(Dataset records)
....

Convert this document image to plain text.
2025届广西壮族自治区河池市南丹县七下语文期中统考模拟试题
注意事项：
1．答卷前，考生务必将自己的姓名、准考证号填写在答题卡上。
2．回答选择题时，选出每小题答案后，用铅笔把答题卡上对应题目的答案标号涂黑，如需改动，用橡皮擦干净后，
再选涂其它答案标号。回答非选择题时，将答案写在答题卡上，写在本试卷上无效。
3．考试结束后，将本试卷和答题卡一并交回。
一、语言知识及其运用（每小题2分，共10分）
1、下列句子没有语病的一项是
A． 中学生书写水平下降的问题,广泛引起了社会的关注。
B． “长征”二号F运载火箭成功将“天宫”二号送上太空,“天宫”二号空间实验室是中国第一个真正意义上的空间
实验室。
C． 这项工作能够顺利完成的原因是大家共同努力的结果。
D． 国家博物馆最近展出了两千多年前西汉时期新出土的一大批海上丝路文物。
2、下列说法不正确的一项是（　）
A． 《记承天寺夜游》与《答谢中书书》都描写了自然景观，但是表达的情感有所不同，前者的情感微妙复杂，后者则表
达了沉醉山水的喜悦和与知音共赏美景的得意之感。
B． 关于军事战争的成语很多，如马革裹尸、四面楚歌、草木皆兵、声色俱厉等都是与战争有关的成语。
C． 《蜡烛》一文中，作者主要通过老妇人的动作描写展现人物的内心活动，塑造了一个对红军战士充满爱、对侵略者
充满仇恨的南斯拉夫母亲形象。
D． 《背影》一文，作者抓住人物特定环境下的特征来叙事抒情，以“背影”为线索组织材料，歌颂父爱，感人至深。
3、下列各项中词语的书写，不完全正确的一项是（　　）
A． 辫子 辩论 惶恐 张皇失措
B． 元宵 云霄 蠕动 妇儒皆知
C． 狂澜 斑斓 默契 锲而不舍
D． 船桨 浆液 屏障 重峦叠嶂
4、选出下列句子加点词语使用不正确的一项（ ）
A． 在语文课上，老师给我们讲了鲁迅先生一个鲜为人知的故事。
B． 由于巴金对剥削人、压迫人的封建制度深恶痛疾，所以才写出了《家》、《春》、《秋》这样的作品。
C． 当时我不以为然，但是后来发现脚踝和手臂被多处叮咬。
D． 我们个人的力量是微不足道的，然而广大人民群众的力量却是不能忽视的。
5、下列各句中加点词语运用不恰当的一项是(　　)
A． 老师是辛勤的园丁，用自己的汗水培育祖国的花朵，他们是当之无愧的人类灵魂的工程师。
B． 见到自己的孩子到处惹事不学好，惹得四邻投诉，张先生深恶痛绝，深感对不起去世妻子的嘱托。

....

Task objective
Please output every record, keeping each line exact.

Worked answer
Convert this document image to plain text.
2025届广西壮族自治区河池市南丹县七下语文期中统考模拟试题
注意事项：
1．答卷前，考生务必将自己的姓名、准考证号填写在答题卡上。
2．回答选择题时，选出每小题答案后，用铅笔把答题卡上对应题目的答案标号涂黑，如需改动，用橡皮擦干净后，
再选涂其它答案标号。回答非选择题时，将答案写在答题卡上，写在本试卷上无效。
3．考试结束后，将本试卷和答题卡一并交回。
一、语言知识及其运用（每小题2分，共10分）
1、下列句子没有语病的一项是
A． 中学生书写水平下降的问题,广泛引起了社会的关注。
B． “长征”二号F运载火箭成功将“天宫”二号送上太空,“天宫”二号空间实验室是中国第一个真正意义上的空间
实验室。
C． 这项工作能够顺利完成的原因是大家共同努力的结果。
D． 国家博物馆最近展出了两千多年前西汉时期新出土的一大批海上丝路文物。
2、下列说法不正确的一项是（　）
A． 《记承天寺夜游》与《答谢中书书》都描写了自然景观，但是表达的情感有所不同，前者的情感微妙复杂，后者则表
达了沉醉山水的喜悦和与知音共赏美景的得意之感。
B． 关于军事战争的成语很多，如马革裹尸、四面楚歌、草木皆兵、声色俱厉等都是与战争有关的成语。
C． 《蜡烛》一文中，作者主要通过老妇人的动作描写展现人物的内心活动，塑造了一个对红军战士充满爱、对侵略者
充满仇恨的南斯拉夫母亲形象。
D． 《背影》一文，作者抓住人物特定环境下的特征来叙事抒情，以“背影”为线索组织材料，歌颂父爱，感人至深。
3、下列各项中词语的书写，不完全正确的一项是（　　）
A． 辫子 辩论 惶恐 张皇失措
B． 元宵 云霄 蠕动 妇儒皆知
C． 狂澜 斑斓 默契 锲而不舍
D． 船桨 浆液 屏障 重峦叠嶂
4、选出下列句子加点词语使用不正确的一项（ ）
A． 在语文课上，老师给我们讲了鲁迅先生一个鲜为人知的故事。
B． 由于巴金对剥削人、压迫人的封建制度深恶痛疾，所以才写出了《家》、《春》、《秋》这样的作品。
C． 当时我不以为然，但是后来发现脚踝和手臂被多处叮咬。
D． 我们个人的力量是微不足道的，然而广大人民群众的力量却是不能忽视的。
5、下列各句中加点词语运用不恰当的一项是(　　)
A． 老师是辛勤的园丁，用自己的汗水培育祖国的花朵，他们是当之无愧的人类灵魂的工程师。
B． 见到自己的孩子到处惹事不学好，惹得四邻投诉，张先生深恶痛绝，深感对不起去世妻子的嘱托。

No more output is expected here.